* _GIVEN RECORDS_
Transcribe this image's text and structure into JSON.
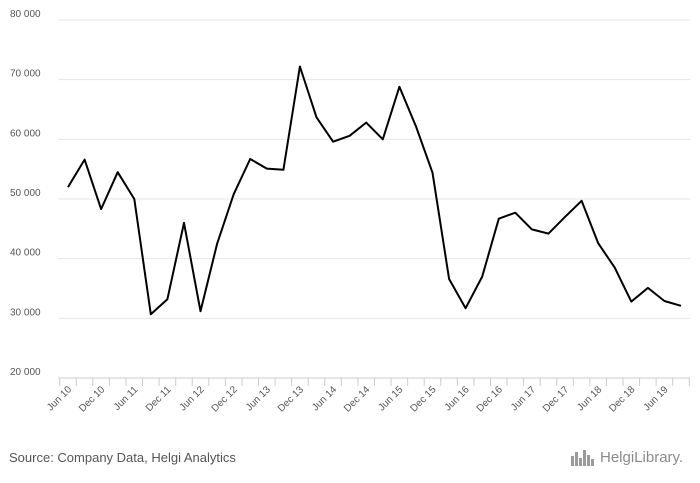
{
  "source_text": "Source: Company Data, Helgi Analytics",
  "logo": {
    "text": "HelgiLibrary."
  },
  "colors": {
    "line": "#000000",
    "grid": "#e6e6e6",
    "axis": "#cccccc",
    "text": "#555555"
  },
  "chart_data": {
    "type": "line",
    "title": "",
    "xlabel": "",
    "ylabel": "",
    "ylim": [
      20000,
      80000
    ],
    "yticks": [
      20000,
      30000,
      40000,
      50000,
      60000,
      70000,
      80000
    ],
    "ytick_labels": [
      "20 000",
      "30 000",
      "40 000",
      "50 000",
      "60 000",
      "70 000",
      "80 000"
    ],
    "grid": true,
    "legend": "none",
    "x": [
      "Jun 10",
      "Sep 10",
      "Dec 10",
      "Mar 11",
      "Jun 11",
      "Sep 11",
      "Dec 11",
      "Mar 12",
      "Jun 12",
      "Sep 12",
      "Dec 12",
      "Mar 13",
      "Jun 13",
      "Sep 13",
      "Dec 13",
      "Mar 14",
      "Jun 14",
      "Sep 14",
      "Dec 14",
      "Mar 15",
      "Jun 15",
      "Sep 15",
      "Dec 15",
      "Mar 16",
      "Jun 16",
      "Sep 16",
      "Dec 16",
      "Mar 17",
      "Jun 17",
      "Sep 17",
      "Dec 17",
      "Mar 18",
      "Jun 18",
      "Sep 18",
      "Dec 18",
      "Mar 19",
      "Jun 19",
      "Sep 19"
    ],
    "xtick_labels": [
      "Jun 10",
      "Dec 10",
      "Jun 11",
      "Dec 11",
      "Jun 12",
      "Dec 12",
      "Jun 13",
      "Dec 13",
      "Jun 14",
      "Dec 14",
      "Jun 15",
      "Dec 15",
      "Jun 16",
      "Dec 16",
      "Jun 17",
      "Dec 17",
      "Jun 18",
      "Dec 18",
      "Jun 19"
    ],
    "series": [
      {
        "values": [
          52000,
          56600,
          48300,
          54500,
          50000,
          30700,
          33200,
          46000,
          31200,
          42500,
          50800,
          56700,
          55100,
          54900,
          72200,
          63700,
          59600,
          60600,
          62800,
          60000,
          68800,
          62200,
          54400,
          36600,
          31700,
          37000,
          46700,
          47700,
          44900,
          44200,
          47000,
          49700,
          42600,
          38500,
          32800,
          35100,
          32900,
          32100
        ]
      }
    ]
  }
}
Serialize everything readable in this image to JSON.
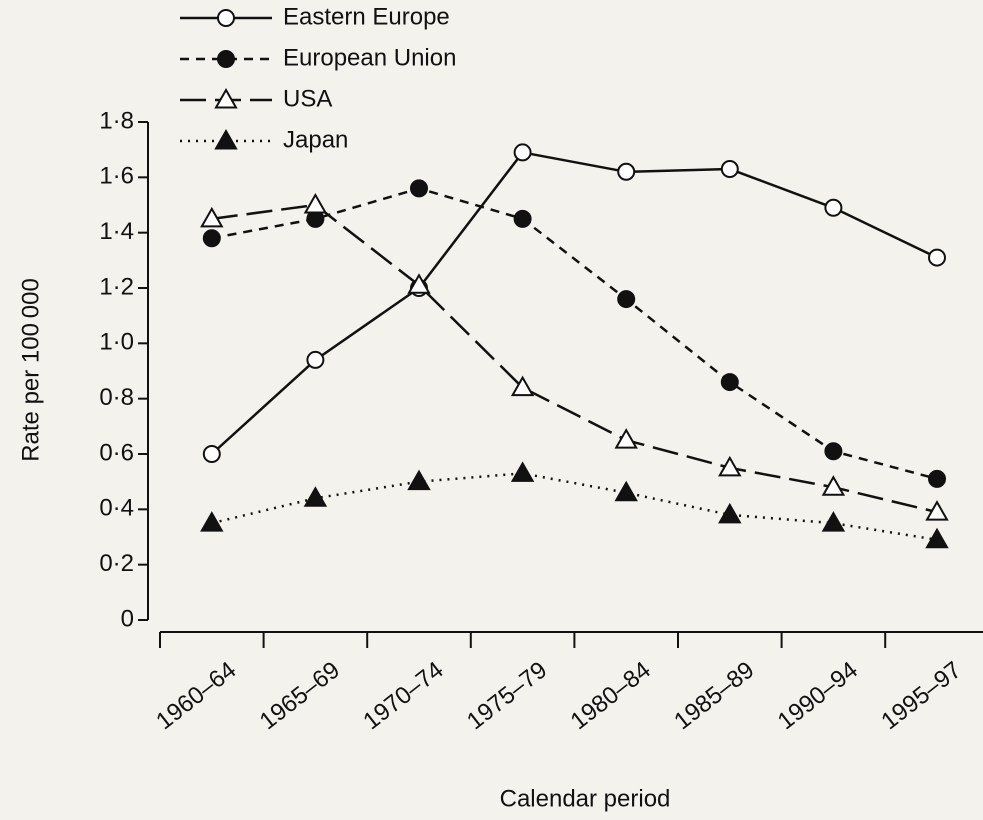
{
  "chart_data": {
    "type": "line",
    "y_label": "Rate per 100 000",
    "x_label": "Calendar period",
    "categories": [
      "1960–64",
      "1965–69",
      "1970–74",
      "1975–79",
      "1980–84",
      "1985–89",
      "1990–94",
      "1995–97"
    ],
    "ylim": [
      0,
      1.8
    ],
    "yticks": [
      0,
      {
        "value": 0.2,
        "label": "0·2"
      },
      {
        "value": 0.4,
        "label": "0·4"
      },
      {
        "value": 0.6,
        "label": "0·6"
      },
      {
        "value": 0.8,
        "label": "0·8"
      },
      {
        "value": 1.0,
        "label": "1·0"
      },
      {
        "value": 1.2,
        "label": "1·2"
      },
      {
        "value": 1.4,
        "label": "1·4"
      },
      {
        "value": 1.6,
        "label": "1·6"
      },
      {
        "value": 1.8,
        "label": "1·8"
      }
    ],
    "legend": "upper left",
    "series": [
      {
        "name": "Eastern Europe",
        "color": "#111111",
        "line_style": "solid",
        "marker": "open-circle",
        "values": [
          0.6,
          0.94,
          1.2,
          1.69,
          1.62,
          1.63,
          1.49,
          1.31
        ]
      },
      {
        "name": "European Union",
        "color": "#111111",
        "line_style": "dashed",
        "marker": "filled-circle",
        "values": [
          1.38,
          1.45,
          1.56,
          1.45,
          1.16,
          0.86,
          0.61,
          0.51
        ]
      },
      {
        "name": "USA",
        "color": "#111111",
        "line_style": "long-dashed",
        "marker": "open-triangle",
        "values": [
          1.45,
          1.5,
          1.21,
          0.84,
          0.65,
          0.55,
          0.48,
          0.39
        ]
      },
      {
        "name": "Japan",
        "color": "#111111",
        "line_style": "dotted",
        "marker": "filled-triangle",
        "values": [
          0.35,
          0.44,
          0.5,
          0.53,
          0.46,
          0.38,
          0.35,
          0.29
        ]
      }
    ]
  }
}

* _WHAT IS REQUIRED_
From start to finish, output the listing exactly, but omit its pictures.

* _RIGHT ANSWER_
Transcribe this image's text and structure into JSON.
{
  "source_text": "Source: Company Data, Helgi Analytics",
  "logo": {
    "text": "HelgiLibrary."
  },
  "colors": {
    "line": "#000000",
    "grid": "#e6e6e6",
    "axis": "#cccccc",
    "text": "#555555"
  },
  "chart_data": {
    "type": "line",
    "title": "",
    "xlabel": "",
    "ylabel": "",
    "ylim": [
      20000,
      80000
    ],
    "yticks": [
      20000,
      30000,
      40000,
      50000,
      60000,
      70000,
      80000
    ],
    "ytick_labels": [
      "20 000",
      "30 000",
      "40 000",
      "50 000",
      "60 000",
      "70 000",
      "80 000"
    ],
    "grid": true,
    "legend": "none",
    "x": [
      "Jun 10",
      "Sep 10",
      "Dec 10",
      "Mar 11",
      "Jun 11",
      "Sep 11",
      "Dec 11",
      "Mar 12",
      "Jun 12",
      "Sep 12",
      "Dec 12",
      "Mar 13",
      "Jun 13",
      "Sep 13",
      "Dec 13",
      "Mar 14",
      "Jun 14",
      "Sep 14",
      "Dec 14",
      "Mar 15",
      "Jun 15",
      "Sep 15",
      "Dec 15",
      "Mar 16",
      "Jun 16",
      "Sep 16",
      "Dec 16",
      "Mar 17",
      "Jun 17",
      "Sep 17",
      "Dec 17",
      "Mar 18",
      "Jun 18",
      "Sep 18",
      "Dec 18",
      "Mar 19",
      "Jun 19",
      "Sep 19"
    ],
    "xtick_labels": [
      "Jun 10",
      "Dec 10",
      "Jun 11",
      "Dec 11",
      "Jun 12",
      "Dec 12",
      "Jun 13",
      "Dec 13",
      "Jun 14",
      "Dec 14",
      "Jun 15",
      "Dec 15",
      "Jun 16",
      "Dec 16",
      "Jun 17",
      "Dec 17",
      "Jun 18",
      "Dec 18",
      "Jun 19"
    ],
    "series": [
      {
        "values": [
          52000,
          56600,
          48300,
          54500,
          50000,
          30700,
          33200,
          46000,
          31200,
          42500,
          50800,
          56700,
          55100,
          54900,
          72200,
          63700,
          59600,
          60600,
          62800,
          60000,
          68800,
          62200,
          54400,
          36600,
          31700,
          37000,
          46700,
          47700,
          44900,
          44200,
          47000,
          49700,
          42600,
          38500,
          32800,
          35100,
          32900,
          32100
        ]
      }
    ]
  }
}
Serialize everything readable in this image to JSON.
{
  "chart_data": {
    "type": "line",
    "y_label": "Rate per 100 000",
    "x_label": "Calendar period",
    "categories": [
      "1960–64",
      "1965–69",
      "1970–74",
      "1975–79",
      "1980–84",
      "1985–89",
      "1990–94",
      "1995–97"
    ],
    "ylim": [
      0,
      1.8
    ],
    "yticks": [
      0,
      {
        "value": 0.2,
        "label": "0·2"
      },
      {
        "value": 0.4,
        "label": "0·4"
      },
      {
        "value": 0.6,
        "label": "0·6"
      },
      {
        "value": 0.8,
        "label": "0·8"
      },
      {
        "value": 1.0,
        "label": "1·0"
      },
      {
        "value": 1.2,
        "label": "1·2"
      },
      {
        "value": 1.4,
        "label": "1·4"
      },
      {
        "value": 1.6,
        "label": "1·6"
      },
      {
        "value": 1.8,
        "label": "1·8"
      }
    ],
    "legend": "upper left",
    "series": [
      {
        "name": "Eastern Europe",
        "color": "#111111",
        "line_style": "solid",
        "marker": "open-circle",
        "values": [
          0.6,
          0.94,
          1.2,
          1.69,
          1.62,
          1.63,
          1.49,
          1.31
        ]
      },
      {
        "name": "European Union",
        "color": "#111111",
        "line_style": "dashed",
        "marker": "filled-circle",
        "values": [
          1.38,
          1.45,
          1.56,
          1.45,
          1.16,
          0.86,
          0.61,
          0.51
        ]
      },
      {
        "name": "USA",
        "color": "#111111",
        "line_style": "long-dashed",
        "marker": "open-triangle",
        "values": [
          1.45,
          1.5,
          1.21,
          0.84,
          0.65,
          0.55,
          0.48,
          0.39
        ]
      },
      {
        "name": "Japan",
        "color": "#111111",
        "line_style": "dotted",
        "marker": "filled-triangle",
        "values": [
          0.35,
          0.44,
          0.5,
          0.53,
          0.46,
          0.38,
          0.35,
          0.29
        ]
      }
    ]
  }
}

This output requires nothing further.